Work instructions:
Among the entries below, copy every line that carries the word "with".
── Provided records ──
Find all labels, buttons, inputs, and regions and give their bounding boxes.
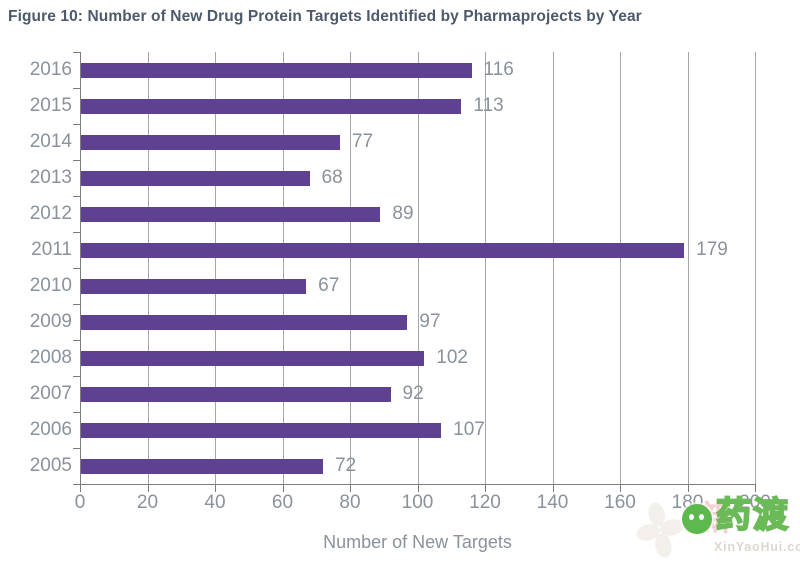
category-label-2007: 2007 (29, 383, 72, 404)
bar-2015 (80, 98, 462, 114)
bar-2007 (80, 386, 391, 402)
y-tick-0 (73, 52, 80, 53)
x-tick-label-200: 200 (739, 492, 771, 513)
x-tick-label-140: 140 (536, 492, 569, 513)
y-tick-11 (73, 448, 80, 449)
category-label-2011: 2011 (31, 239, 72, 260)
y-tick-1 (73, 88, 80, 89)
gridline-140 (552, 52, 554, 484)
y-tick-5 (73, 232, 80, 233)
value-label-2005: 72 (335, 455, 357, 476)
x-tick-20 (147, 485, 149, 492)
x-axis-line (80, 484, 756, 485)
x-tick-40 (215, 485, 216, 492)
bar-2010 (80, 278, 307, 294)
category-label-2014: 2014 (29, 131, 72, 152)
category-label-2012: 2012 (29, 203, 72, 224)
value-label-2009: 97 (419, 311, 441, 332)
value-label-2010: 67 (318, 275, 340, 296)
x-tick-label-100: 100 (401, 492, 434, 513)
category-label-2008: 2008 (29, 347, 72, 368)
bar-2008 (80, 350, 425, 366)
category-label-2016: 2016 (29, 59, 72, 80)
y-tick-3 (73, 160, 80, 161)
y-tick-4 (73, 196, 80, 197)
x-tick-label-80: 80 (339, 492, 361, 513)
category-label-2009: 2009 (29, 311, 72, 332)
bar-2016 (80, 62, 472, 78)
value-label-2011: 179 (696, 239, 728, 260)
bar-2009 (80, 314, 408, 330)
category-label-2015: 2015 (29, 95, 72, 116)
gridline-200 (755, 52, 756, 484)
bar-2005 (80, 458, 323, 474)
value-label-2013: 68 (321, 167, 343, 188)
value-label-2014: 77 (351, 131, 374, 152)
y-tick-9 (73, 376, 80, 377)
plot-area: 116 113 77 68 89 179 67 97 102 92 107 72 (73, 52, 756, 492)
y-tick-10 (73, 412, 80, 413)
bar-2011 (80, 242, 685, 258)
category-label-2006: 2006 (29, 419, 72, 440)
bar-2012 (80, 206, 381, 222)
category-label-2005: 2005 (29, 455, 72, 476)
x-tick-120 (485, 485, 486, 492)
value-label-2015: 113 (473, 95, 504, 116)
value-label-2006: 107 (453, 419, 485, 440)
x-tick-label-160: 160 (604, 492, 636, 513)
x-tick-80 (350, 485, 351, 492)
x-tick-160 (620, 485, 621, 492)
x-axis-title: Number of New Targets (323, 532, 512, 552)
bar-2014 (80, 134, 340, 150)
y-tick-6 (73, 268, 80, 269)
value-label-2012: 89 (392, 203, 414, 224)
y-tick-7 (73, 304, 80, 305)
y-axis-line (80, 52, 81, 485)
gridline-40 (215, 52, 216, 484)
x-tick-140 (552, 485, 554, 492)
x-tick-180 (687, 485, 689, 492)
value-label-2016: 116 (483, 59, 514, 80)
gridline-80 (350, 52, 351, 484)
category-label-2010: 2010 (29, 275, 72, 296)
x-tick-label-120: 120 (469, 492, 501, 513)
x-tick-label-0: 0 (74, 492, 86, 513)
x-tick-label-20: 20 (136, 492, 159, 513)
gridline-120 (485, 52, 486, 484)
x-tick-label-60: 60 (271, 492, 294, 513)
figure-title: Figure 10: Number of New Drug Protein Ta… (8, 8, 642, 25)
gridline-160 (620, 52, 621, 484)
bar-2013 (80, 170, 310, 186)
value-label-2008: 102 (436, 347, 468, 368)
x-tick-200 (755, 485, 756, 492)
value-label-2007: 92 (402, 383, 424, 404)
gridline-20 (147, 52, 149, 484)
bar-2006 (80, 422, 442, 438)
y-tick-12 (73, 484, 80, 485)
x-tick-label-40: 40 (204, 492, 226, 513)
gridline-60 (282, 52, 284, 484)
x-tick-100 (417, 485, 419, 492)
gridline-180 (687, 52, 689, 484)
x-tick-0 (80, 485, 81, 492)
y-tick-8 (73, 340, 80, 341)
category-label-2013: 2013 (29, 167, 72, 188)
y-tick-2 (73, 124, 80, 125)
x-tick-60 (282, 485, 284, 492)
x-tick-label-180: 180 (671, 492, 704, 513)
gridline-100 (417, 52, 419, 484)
───
── Provided records ──
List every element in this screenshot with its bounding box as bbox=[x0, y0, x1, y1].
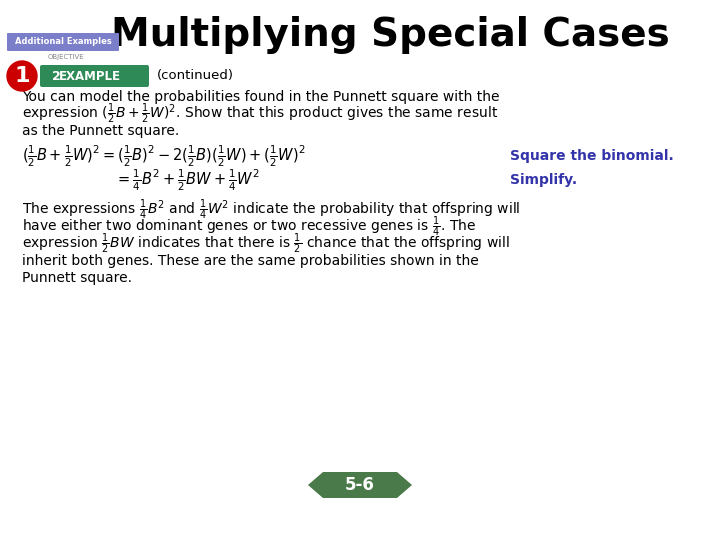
───
── Provided records ──
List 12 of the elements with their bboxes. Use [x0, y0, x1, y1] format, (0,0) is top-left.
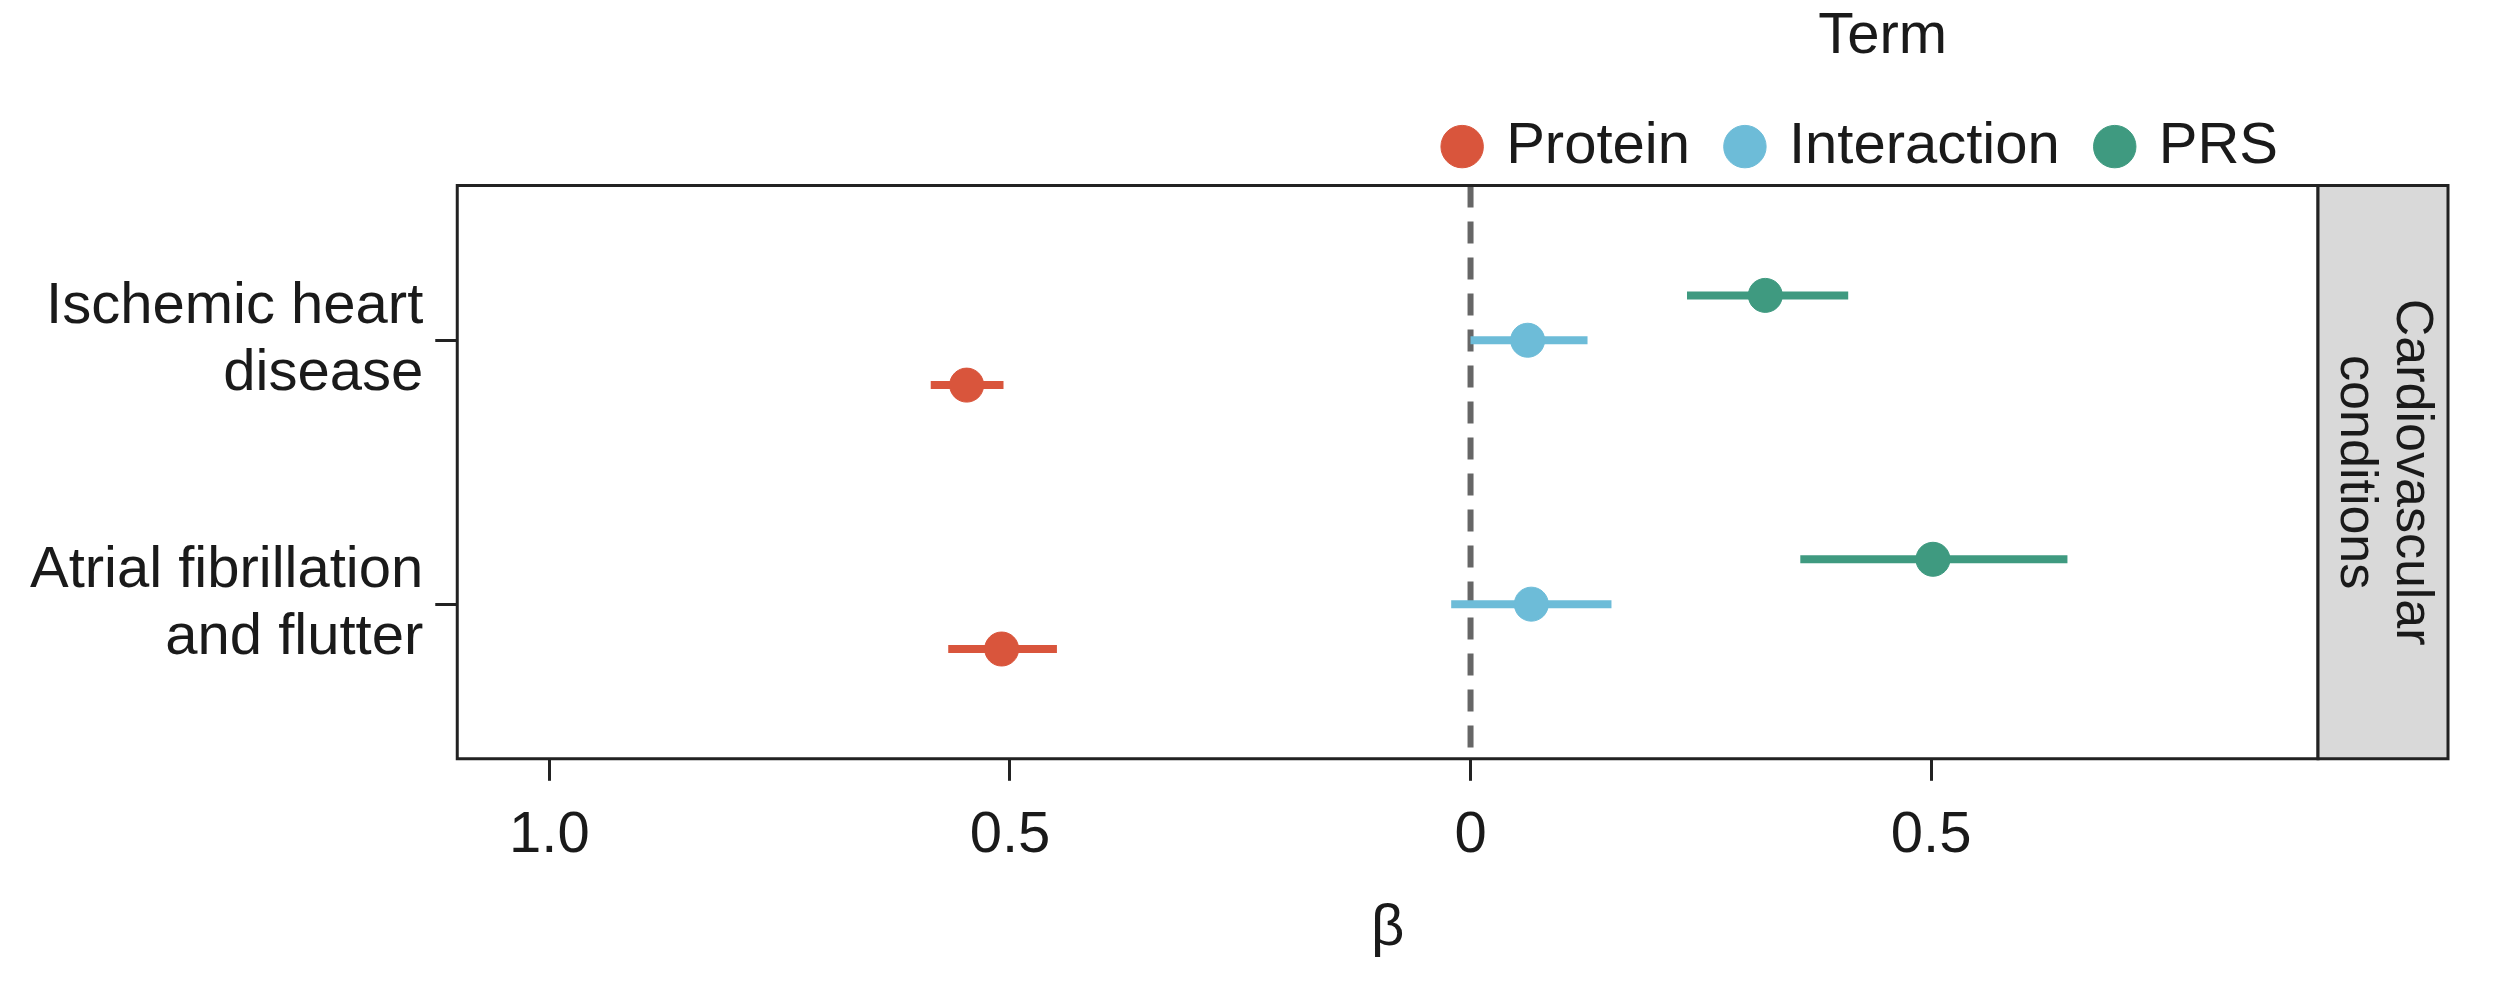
───
Task output:
List every element in this screenshot with its bounding box as bbox=[x0, y0, x1, y1].
List 12 of the elements with their bboxes. Use [x0, y0, x1, y1] format, (0,0) is top-left.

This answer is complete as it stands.